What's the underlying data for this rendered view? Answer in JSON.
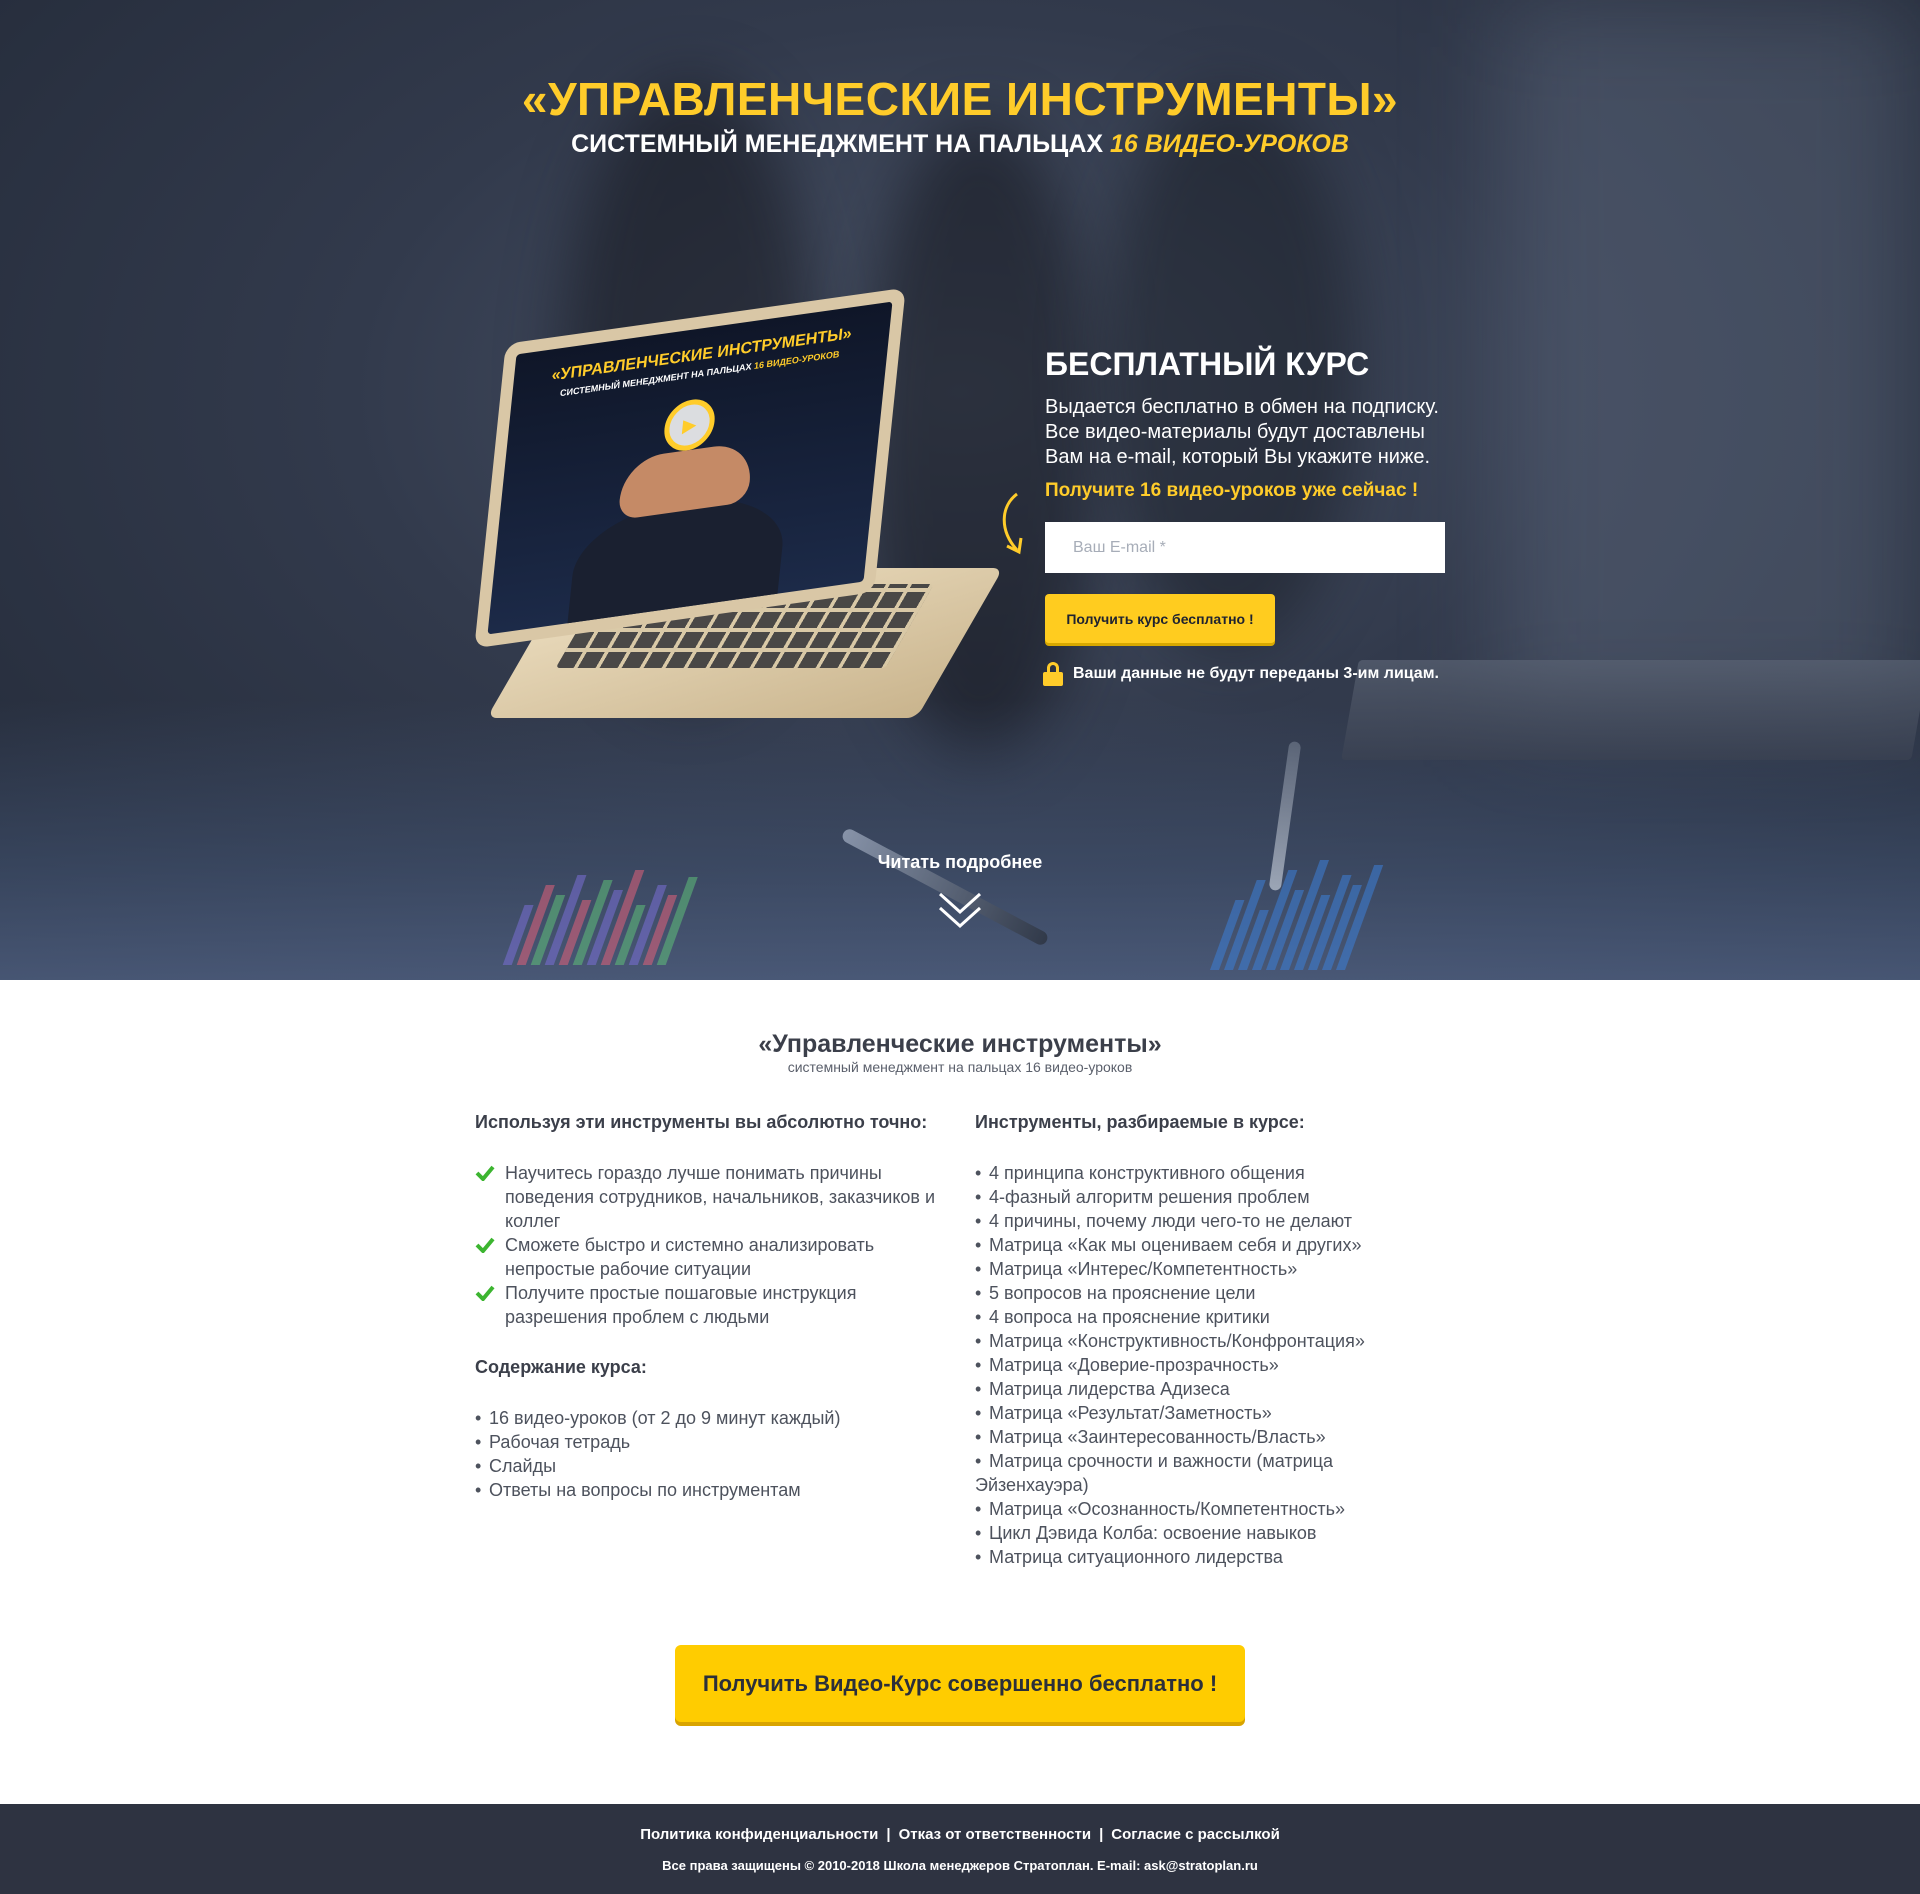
{
  "hero": {
    "title": "«УПРАВЛЕНЧЕСКИЕ ИНСТРУМЕНТЫ»",
    "subtitle_main": "СИСТЕМНЫЙ МЕНЕДЖМЕНТ НА ПАЛЬЦАХ ",
    "subtitle_accent": "16 ВИДЕО-УРОКОВ",
    "more_label": "Читать подробнее"
  },
  "laptop_screen": {
    "title": "«УПРАВЛЕНЧЕСКИЕ ИНСТРУМЕНТЫ»",
    "subtitle_main": "СИСТЕМНЫЙ МЕНЕДЖМЕНТ НА ПАЛЬЦАХ ",
    "subtitle_accent": "16 ВИДЕО-УРОКОВ"
  },
  "form": {
    "title": "БЕСПЛАТНЫЙ КУРС",
    "line1": "Выдается бесплатно в обмен на подписку.",
    "line2": "Все видео-материалы будут доставлены",
    "line3": "Вам на e-mail, который Вы укажите ниже.",
    "cta": "Получите 16 видео-уроков уже сейчас !",
    "email_placeholder": "Ваш E-mail *",
    "email_value": "",
    "submit_label": "Получить курс бесплатно !",
    "privacy": "Ваши данные не будут переданы 3-им лицам."
  },
  "content": {
    "title": "«Управленческие инструменты»",
    "subtitle": "системный менеджмент на пальцах 16 видео-уроков",
    "benefits_heading": "Используя эти инструменты вы абсолютно точно:",
    "benefits": [
      "Научитесь гораздо лучше понимать причины поведения сотрудников, начальников, заказчиков и коллег",
      "Сможете быстро и системно анализировать непростые рабочие ситуации",
      "Получите простые пошаговые инструкция разрешения проблем с людьми"
    ],
    "contents_heading": "Содержание курса:",
    "contents": [
      "16 видео-уроков (от 2 до 9 минут каждый)",
      "Рабочая тетрадь",
      "Слайды",
      "Ответы на вопросы по инструментам"
    ],
    "tools_heading": "Инструменты, разбираемые в курсе:",
    "tools": [
      "4 принципа конструктивного общения",
      "4-фазный алгоритм решения проблем",
      "4 причины, почему люди чего-то не делают",
      "Матрица «Как мы оцениваем себя и других»",
      "Матрица «Интерес/Компетентность»",
      "5 вопросов на прояснение цели",
      "4 вопроса на прояснение критики",
      "Матрица «Конструктивность/Конфронтация»",
      "Матрица «Доверие-прозрачность»",
      "Матрица лидерства Адизеса",
      "Матрица «Результат/Заметность»",
      "Матрица «Заинтересованность/Власть»",
      "Матрица срочности и важности (матрица Эйзенхауэра)",
      "Матрица «Осознанность/Компетентность»",
      "Цикл Дэвида Колба: освоение навыков",
      "Матрица ситуационного лидерства"
    ],
    "big_button_label": "Получить Видео-Курс совершенно бесплатно !"
  },
  "footer": {
    "links": [
      "Политика конфиденциальности",
      "Отказ от ответственности",
      "Согласие с рассылкой"
    ],
    "separator": "|",
    "copyright": "Все права защищены © 2010-2018 Школа менеджеров Стратоплан.  E-mail: ask@stratoplan.ru"
  },
  "colors": {
    "accent_yellow": "#ffcc2a",
    "button_yellow": "#ffcc00",
    "footer_bg": "#2e3341",
    "check_green": "#3cb530"
  },
  "icons": [
    "play-icon",
    "curved-arrow-icon",
    "lock-icon",
    "double-chevron-down-icon",
    "check-icon"
  ]
}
◆ ◆ ◆ ◆
§ TASK DETAILS:
Spot every line that holds "причины" and copy it.

§ FINAL ANSWER:
      "Научитесь гораздо лучше понимать причины поведения сотрудников, начальников, заказчиков и коллег",
      "4 причины, почему люди чего-то не делают",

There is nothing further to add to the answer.